■ Description of the task ■
Reproduce each line exactly, including spacing and punctuation.
===============
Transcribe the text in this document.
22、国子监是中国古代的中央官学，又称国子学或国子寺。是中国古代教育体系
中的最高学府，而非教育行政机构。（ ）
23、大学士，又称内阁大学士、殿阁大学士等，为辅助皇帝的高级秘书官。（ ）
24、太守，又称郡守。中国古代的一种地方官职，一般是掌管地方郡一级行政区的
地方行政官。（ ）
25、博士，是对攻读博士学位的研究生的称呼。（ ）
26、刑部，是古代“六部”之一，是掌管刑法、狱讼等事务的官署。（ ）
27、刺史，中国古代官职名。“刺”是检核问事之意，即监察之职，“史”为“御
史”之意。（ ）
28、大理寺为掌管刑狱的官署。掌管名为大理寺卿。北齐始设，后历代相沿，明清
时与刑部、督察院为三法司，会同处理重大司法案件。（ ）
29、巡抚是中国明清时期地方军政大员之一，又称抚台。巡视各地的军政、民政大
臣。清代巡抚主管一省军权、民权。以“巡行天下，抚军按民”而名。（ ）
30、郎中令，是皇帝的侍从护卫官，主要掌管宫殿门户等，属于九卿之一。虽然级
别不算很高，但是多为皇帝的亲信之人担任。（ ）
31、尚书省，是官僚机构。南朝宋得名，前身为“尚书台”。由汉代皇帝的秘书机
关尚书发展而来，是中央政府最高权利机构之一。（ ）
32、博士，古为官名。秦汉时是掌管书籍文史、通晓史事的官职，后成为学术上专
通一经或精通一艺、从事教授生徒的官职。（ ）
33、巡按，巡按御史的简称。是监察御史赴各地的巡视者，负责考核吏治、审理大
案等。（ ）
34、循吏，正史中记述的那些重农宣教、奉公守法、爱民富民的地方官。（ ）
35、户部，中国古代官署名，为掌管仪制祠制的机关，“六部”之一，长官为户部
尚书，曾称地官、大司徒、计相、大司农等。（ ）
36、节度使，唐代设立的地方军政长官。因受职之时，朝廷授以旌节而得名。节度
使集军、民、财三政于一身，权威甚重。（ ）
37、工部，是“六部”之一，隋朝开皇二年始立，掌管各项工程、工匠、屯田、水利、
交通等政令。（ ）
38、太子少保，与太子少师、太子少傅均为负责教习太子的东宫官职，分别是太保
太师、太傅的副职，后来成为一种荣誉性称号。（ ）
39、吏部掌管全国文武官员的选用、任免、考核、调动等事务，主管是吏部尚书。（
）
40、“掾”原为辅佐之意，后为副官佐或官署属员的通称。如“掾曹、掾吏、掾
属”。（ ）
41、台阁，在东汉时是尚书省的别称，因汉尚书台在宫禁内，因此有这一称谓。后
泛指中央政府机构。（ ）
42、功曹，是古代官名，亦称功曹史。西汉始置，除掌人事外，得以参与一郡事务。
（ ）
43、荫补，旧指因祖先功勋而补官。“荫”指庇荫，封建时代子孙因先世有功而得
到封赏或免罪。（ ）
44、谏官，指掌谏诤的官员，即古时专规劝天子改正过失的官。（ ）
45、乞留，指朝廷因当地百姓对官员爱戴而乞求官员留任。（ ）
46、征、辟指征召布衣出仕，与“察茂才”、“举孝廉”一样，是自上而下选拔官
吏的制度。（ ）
===============
■ Exercise solution ■
Transcribe the text in this document.
22、国子监是中国古代的中央官学，又称国子学或国子寺。是中国古代教育体系
中的最高学府，而非教育行政机构。（ ）
23、大学士，又称内阁大学士、殿阁大学士等，为辅助皇帝的高级秘书官。（ ）
24、太守，又称郡守。中国古代的一种地方官职，一般是掌管地方郡一级行政区的
地方行政官。（ ）
25、博士，是对攻读博士学位的研究生的称呼。（ ）
26、刑部，是古代“六部”之一，是掌管刑法、狱讼等事务的官署。（ ）
27、刺史，中国古代官职名。“刺”是检核问事之意，即监察之职，“史”为“御
史”之意。（ ）
28、大理寺为掌管刑狱的官署。掌管名为大理寺卿。北齐始设，后历代相沿，明清
时与刑部、督察院为三法司，会同处理重大司法案件。（ ）
29、巡抚是中国明清时期地方军政大员之一，又称抚台。巡视各地的军政、民政大
臣。清代巡抚主管一省军权、民权。以“巡行天下，抚军按民”而名。（ ）
30、郎中令，是皇帝的侍从护卫官，主要掌管宫殿门户等，属于九卿之一。虽然级
别不算很高，但是多为皇帝的亲信之人担任。（ ）
31、尚书省，是官僚机构。南朝宋得名，前身为“尚书台”。由汉代皇帝的秘书机
关尚书发展而来，是中央政府最高权利机构之一。（ ）
32、博士，古为官名。秦汉时是掌管书籍文史、通晓史事的官职，后成为学术上专
通一经或精通一艺、从事教授生徒的官职。（ ）
33、巡按，巡按御史的简称。是监察御史赴各地的巡视者，负责考核吏治、审理大
案等。（ ）
34、循吏，正史中记述的那些重农宣教、奉公守法、爱民富民的地方官。（ ）
35、户部，中国古代官署名，为掌管仪制祠制的机关，“六部”之一，长官为户部
尚书，曾称地官、大司徒、计相、大司农等。（ ）
36、节度使，唐代设立的地方军政长官。因受职之时，朝廷授以旌节而得名。节度
使集军、民、财三政于一身，权威甚重。（ ）
37、工部，是“六部”之一，隋朝开皇二年始立，掌管各项工程、工匠、屯田、水利、
交通等政令。（ ）
38、太子少保，与太子少师、太子少傅均为负责教习太子的东宫官职，分别是太保
太师、太傅的副职，后来成为一种荣誉性称号。（ ）
39、吏部掌管全国文武官员的选用、任免、考核、调动等事务，主管是吏部尚书。（
）
40、“掾”原为辅佐之意，后为副官佐或官署属员的通称。如“掾曹、掾吏、掾
属”。（ ）
41、台阁，在东汉时是尚书省的别称，因汉尚书台在宫禁内，因此有这一称谓。后
泛指中央政府机构。（ ）
42、功曹，是古代官名，亦称功曹史。西汉始置，除掌人事外，得以参与一郡事务。
（ ）
43、荫补，旧指因祖先功勋而补官。“荫”指庇荫，封建时代子孙因先世有功而得
到封赏或免罪。（ ）
44、谏官，指掌谏诤的官员，即古时专规劝天子改正过失的官。（ ）
45、乞留，指朝廷因当地百姓对官员爱戴而乞求官员留任。（ ）
46、征、辟指征召布衣出仕，与“察茂才”、“举孝廉”一样，是自上而下选拔官
吏的制度。（ ）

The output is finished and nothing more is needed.